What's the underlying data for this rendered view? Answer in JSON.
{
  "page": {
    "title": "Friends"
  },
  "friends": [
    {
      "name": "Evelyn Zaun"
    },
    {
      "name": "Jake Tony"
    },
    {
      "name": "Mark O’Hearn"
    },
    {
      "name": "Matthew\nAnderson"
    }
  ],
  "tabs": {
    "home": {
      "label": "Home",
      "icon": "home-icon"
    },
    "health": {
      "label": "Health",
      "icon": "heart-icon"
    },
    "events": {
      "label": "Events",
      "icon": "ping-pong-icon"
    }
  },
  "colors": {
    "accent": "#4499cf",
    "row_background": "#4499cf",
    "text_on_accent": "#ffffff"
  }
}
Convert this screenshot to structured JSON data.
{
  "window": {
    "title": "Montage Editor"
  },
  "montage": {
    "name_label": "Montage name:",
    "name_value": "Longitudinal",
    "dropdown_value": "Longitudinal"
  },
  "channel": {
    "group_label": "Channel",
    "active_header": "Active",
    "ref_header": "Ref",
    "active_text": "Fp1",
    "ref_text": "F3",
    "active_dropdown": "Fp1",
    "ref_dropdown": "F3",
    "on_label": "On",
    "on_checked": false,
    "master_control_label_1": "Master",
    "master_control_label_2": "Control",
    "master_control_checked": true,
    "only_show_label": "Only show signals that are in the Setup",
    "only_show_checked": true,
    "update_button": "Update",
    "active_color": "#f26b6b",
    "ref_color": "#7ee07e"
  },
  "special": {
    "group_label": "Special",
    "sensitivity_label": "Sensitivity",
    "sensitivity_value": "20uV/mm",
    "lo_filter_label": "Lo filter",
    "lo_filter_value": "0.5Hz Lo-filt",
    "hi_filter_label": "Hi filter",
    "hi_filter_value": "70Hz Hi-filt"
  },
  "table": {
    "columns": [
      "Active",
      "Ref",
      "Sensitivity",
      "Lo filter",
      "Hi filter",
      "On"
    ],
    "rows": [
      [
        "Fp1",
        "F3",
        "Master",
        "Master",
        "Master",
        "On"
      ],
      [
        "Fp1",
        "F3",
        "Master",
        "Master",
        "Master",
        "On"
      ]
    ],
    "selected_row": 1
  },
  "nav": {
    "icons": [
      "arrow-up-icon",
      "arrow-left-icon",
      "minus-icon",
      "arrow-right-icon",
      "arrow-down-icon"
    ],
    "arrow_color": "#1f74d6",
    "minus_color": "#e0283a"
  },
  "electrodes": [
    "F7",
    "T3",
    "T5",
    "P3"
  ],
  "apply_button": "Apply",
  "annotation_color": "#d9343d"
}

☆ ☆ ☆ ☆ ☆

▶ [Work to be completed]: Extract the full set of entries word for word.

▶ [Answer for the task]:
What's the underlying data for this rendered view? Answer in JSON.
{
  "page": {
    "title": "Friends"
  },
  "friends": [
    {
      "name": "Evelyn Zaun"
    },
    {
      "name": "Jake Tony"
    },
    {
      "name": "Mark O’Hearn"
    },
    {
      "name": "Matthew\nAnderson"
    }
  ],
  "tabs": {
    "home": {
      "label": "Home",
      "icon": "home-icon"
    },
    "health": {
      "label": "Health",
      "icon": "heart-icon"
    },
    "events": {
      "label": "Events",
      "icon": "ping-pong-icon"
    }
  },
  "colors": {
    "accent": "#4499cf",
    "row_background": "#4499cf",
    "text_on_accent": "#ffffff"
  }
}
Convert this screenshot to structured JSON data.
{
  "window": {
    "title": "Montage Editor"
  },
  "montage": {
    "name_label": "Montage name:",
    "name_value": "Longitudinal",
    "dropdown_value": "Longitudinal"
  },
  "channel": {
    "group_label": "Channel",
    "active_header": "Active",
    "ref_header": "Ref",
    "active_text": "Fp1",
    "ref_text": "F3",
    "active_dropdown": "Fp1",
    "ref_dropdown": "F3",
    "on_label": "On",
    "on_checked": false,
    "master_control_label_1": "Master",
    "master_control_label_2": "Control",
    "master_control_checked": true,
    "only_show_label": "Only show signals that are in the Setup",
    "only_show_checked": true,
    "update_button": "Update",
    "active_color": "#f26b6b",
    "ref_color": "#7ee07e"
  },
  "special": {
    "group_label": "Special",
    "sensitivity_label": "Sensitivity",
    "sensitivity_value": "20uV/mm",
    "lo_filter_label": "Lo filter",
    "lo_filter_value": "0.5Hz Lo-filt",
    "hi_filter_label": "Hi filter",
    "hi_filter_value": "70Hz Hi-filt"
  },
  "table": {
    "columns": [
      "Active",
      "Ref",
      "Sensitivity",
      "Lo filter",
      "Hi filter",
      "On"
    ],
    "rows": [
      [
        "Fp1",
        "F3",
        "Master",
        "Master",
        "Master",
        "On"
      ],
      [
        "Fp1",
        "F3",
        "Master",
        "Master",
        "Master",
        "On"
      ]
    ],
    "selected_row": 1
  },
  "nav": {
    "icons": [
      "arrow-up-icon",
      "arrow-left-icon",
      "minus-icon",
      "arrow-right-icon",
      "arrow-down-icon"
    ],
    "arrow_color": "#1f74d6",
    "minus_color": "#e0283a"
  },
  "electrodes": [
    "F7",
    "T3",
    "T5",
    "P3"
  ],
  "apply_button": "Apply",
  "annotation_color": "#d9343d"
}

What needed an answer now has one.